(Extracted data entries)
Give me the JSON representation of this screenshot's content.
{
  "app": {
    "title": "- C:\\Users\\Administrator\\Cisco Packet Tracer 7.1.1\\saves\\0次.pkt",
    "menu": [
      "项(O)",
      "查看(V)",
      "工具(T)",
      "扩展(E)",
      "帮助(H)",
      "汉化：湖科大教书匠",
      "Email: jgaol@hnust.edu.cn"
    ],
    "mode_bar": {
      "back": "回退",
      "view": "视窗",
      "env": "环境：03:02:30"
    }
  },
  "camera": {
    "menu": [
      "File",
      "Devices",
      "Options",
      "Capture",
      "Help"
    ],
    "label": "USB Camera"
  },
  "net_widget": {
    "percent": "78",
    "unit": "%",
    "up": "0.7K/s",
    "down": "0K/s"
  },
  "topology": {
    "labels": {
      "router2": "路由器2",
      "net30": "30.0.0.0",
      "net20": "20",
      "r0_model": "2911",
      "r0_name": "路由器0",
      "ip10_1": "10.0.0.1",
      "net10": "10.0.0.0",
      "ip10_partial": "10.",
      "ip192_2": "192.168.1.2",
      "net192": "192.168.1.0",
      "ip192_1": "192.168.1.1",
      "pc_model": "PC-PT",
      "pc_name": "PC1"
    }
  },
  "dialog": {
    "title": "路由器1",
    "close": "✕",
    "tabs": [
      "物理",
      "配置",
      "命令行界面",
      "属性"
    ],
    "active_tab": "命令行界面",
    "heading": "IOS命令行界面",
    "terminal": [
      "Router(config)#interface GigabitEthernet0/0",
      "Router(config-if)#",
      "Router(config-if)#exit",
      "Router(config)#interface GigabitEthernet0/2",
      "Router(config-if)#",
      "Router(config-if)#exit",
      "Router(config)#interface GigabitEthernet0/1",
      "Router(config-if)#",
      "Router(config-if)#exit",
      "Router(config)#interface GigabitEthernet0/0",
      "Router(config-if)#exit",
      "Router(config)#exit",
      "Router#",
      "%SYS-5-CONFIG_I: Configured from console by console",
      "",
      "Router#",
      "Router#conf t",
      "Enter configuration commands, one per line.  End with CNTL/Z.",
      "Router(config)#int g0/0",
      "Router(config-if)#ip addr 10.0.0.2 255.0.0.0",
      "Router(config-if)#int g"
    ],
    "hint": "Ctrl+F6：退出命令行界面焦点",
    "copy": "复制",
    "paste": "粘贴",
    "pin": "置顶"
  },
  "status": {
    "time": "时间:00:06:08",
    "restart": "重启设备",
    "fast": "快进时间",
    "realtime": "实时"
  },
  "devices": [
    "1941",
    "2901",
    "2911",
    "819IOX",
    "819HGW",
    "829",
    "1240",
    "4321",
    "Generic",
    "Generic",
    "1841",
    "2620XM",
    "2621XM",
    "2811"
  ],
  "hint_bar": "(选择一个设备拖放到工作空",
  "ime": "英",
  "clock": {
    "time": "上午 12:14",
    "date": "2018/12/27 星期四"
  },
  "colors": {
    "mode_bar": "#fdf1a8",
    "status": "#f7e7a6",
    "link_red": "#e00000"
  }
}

-- STATED PROBLEM --
Print out every entry, keeping each one exact.

-- RESULT OF THE TASK --
Give me the JSON representation of this screenshot's content.
{
  "app": {
    "title": "- C:\\Users\\Administrator\\Cisco Packet Tracer 7.1.1\\saves\\0次.pkt",
    "menu": [
      "项(O)",
      "查看(V)",
      "工具(T)",
      "扩展(E)",
      "帮助(H)",
      "汉化：湖科大教书匠",
      "Email: jgaol@hnust.edu.cn"
    ],
    "mode_bar": {
      "back": "回退",
      "view": "视窗",
      "env": "环境：03:02:30"
    }
  },
  "camera": {
    "menu": [
      "File",
      "Devices",
      "Options",
      "Capture",
      "Help"
    ],
    "label": "USB Camera"
  },
  "net_widget": {
    "percent": "78",
    "unit": "%",
    "up": "0.7K/s",
    "down": "0K/s"
  },
  "topology": {
    "labels": {
      "router2": "路由器2",
      "net30": "30.0.0.0",
      "net20": "20",
      "r0_model": "2911",
      "r0_name": "路由器0",
      "ip10_1": "10.0.0.1",
      "net10": "10.0.0.0",
      "ip10_partial": "10.",
      "ip192_2": "192.168.1.2",
      "net192": "192.168.1.0",
      "ip192_1": "192.168.1.1",
      "pc_model": "PC-PT",
      "pc_name": "PC1"
    }
  },
  "dialog": {
    "title": "路由器1",
    "close": "✕",
    "tabs": [
      "物理",
      "配置",
      "命令行界面",
      "属性"
    ],
    "active_tab": "命令行界面",
    "heading": "IOS命令行界面",
    "terminal": [
      "Router(config)#interface GigabitEthernet0/0",
      "Router(config-if)#",
      "Router(config-if)#exit",
      "Router(config)#interface GigabitEthernet0/2",
      "Router(config-if)#",
      "Router(config-if)#exit",
      "Router(config)#interface GigabitEthernet0/1",
      "Router(config-if)#",
      "Router(config-if)#exit",
      "Router(config)#interface GigabitEthernet0/0",
      "Router(config-if)#exit",
      "Router(config)#exit",
      "Router#",
      "%SYS-5-CONFIG_I: Configured from console by console",
      "",
      "Router#",
      "Router#conf t",
      "Enter configuration commands, one per line.  End with CNTL/Z.",
      "Router(config)#int g0/0",
      "Router(config-if)#ip addr 10.0.0.2 255.0.0.0",
      "Router(config-if)#int g"
    ],
    "hint": "Ctrl+F6：退出命令行界面焦点",
    "copy": "复制",
    "paste": "粘贴",
    "pin": "置顶"
  },
  "status": {
    "time": "时间:00:06:08",
    "restart": "重启设备",
    "fast": "快进时间",
    "realtime": "实时"
  },
  "devices": [
    "1941",
    "2901",
    "2911",
    "819IOX",
    "819HGW",
    "829",
    "1240",
    "4321",
    "Generic",
    "Generic",
    "1841",
    "2620XM",
    "2621XM",
    "2811"
  ],
  "hint_bar": "(选择一个设备拖放到工作空",
  "ime": "英",
  "clock": {
    "time": "上午 12:14",
    "date": "2018/12/27 星期四"
  },
  "colors": {
    "mode_bar": "#fdf1a8",
    "status": "#f7e7a6",
    "link_red": "#e00000"
  }
}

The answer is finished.